Provided records -

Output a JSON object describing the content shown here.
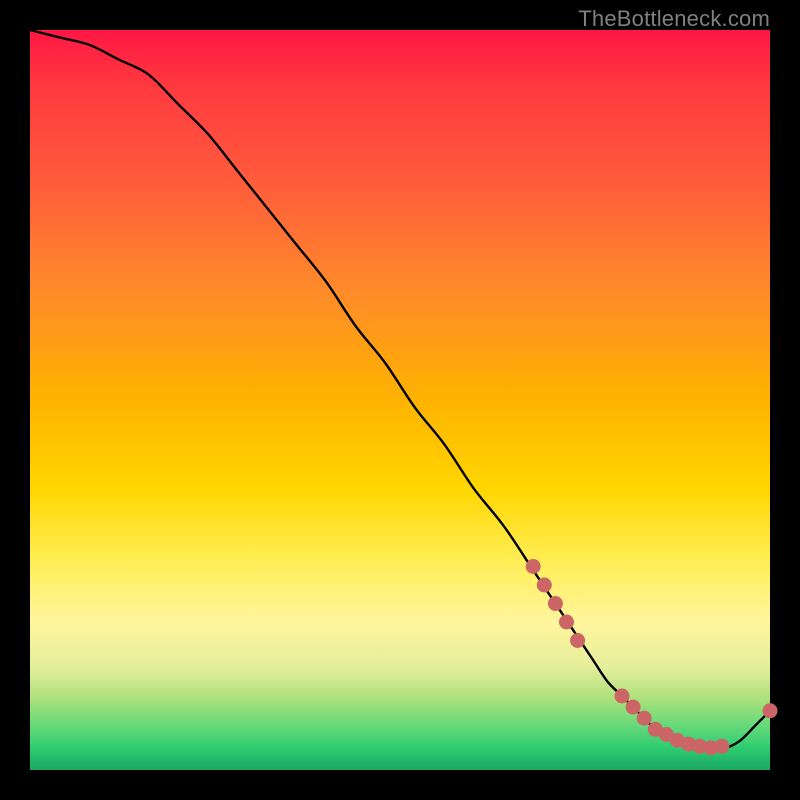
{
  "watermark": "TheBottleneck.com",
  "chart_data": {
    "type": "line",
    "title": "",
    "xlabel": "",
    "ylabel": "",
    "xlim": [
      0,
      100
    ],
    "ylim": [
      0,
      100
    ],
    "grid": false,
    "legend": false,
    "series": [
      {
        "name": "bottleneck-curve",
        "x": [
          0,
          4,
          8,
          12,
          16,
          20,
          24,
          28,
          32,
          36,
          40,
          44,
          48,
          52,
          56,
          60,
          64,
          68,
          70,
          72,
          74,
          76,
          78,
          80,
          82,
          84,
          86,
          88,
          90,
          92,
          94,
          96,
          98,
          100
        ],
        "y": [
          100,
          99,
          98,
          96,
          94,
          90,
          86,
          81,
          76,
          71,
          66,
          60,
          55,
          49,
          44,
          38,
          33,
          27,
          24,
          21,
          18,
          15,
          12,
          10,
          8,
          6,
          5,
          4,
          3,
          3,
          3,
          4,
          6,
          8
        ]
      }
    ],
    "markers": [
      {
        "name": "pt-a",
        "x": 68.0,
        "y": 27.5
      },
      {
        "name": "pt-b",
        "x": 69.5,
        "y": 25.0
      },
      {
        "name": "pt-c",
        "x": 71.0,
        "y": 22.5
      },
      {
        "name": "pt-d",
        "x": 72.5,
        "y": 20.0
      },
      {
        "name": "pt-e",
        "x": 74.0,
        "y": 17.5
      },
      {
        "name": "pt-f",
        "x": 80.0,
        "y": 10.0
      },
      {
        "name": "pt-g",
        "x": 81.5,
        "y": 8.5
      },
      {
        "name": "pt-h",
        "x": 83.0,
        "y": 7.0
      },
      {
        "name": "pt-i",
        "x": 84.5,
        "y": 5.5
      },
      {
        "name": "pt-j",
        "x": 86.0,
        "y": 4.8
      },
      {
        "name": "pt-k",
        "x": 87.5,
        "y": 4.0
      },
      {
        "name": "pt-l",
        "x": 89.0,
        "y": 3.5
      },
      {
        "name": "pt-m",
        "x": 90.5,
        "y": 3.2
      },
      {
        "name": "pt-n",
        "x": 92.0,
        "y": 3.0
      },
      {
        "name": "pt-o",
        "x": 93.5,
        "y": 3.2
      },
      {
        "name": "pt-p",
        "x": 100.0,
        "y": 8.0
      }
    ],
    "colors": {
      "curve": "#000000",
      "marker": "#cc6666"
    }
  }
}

==

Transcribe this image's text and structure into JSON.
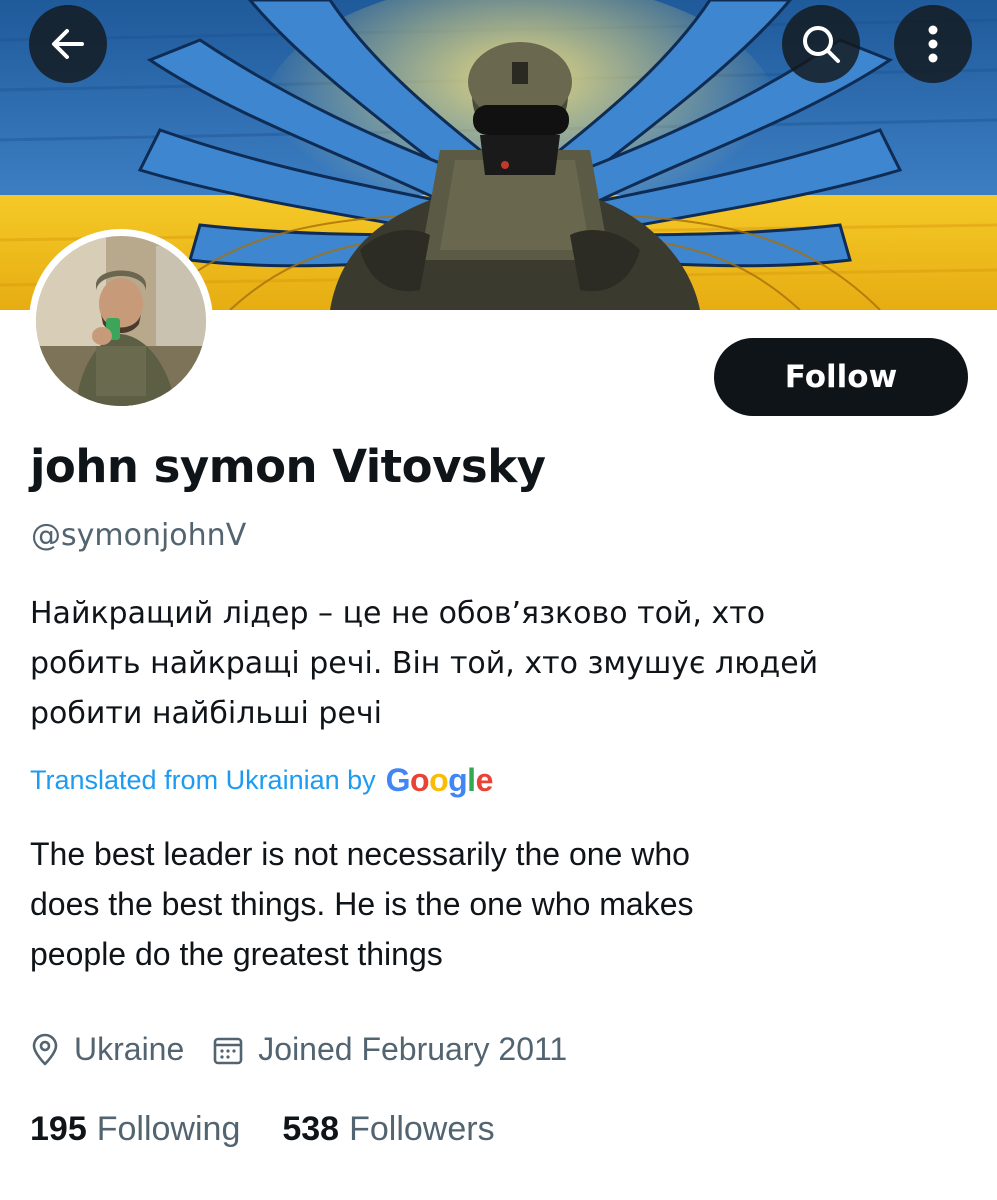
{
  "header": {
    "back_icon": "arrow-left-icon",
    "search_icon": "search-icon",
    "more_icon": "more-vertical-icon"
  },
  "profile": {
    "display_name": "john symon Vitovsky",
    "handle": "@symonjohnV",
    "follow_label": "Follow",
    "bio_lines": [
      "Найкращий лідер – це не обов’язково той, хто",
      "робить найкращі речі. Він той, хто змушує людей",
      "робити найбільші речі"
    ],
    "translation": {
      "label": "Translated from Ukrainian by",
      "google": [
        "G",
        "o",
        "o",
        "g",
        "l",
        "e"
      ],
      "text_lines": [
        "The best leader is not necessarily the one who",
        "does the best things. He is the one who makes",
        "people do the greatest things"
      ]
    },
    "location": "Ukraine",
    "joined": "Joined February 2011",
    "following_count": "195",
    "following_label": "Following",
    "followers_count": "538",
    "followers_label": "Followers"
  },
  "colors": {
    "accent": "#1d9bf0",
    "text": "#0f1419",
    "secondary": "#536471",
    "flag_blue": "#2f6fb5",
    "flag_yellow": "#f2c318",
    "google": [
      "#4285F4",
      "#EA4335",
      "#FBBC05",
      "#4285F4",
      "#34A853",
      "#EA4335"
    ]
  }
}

Instructions to follow -
In the entries above, count each line with "things"; reply with the total only.

The response -
2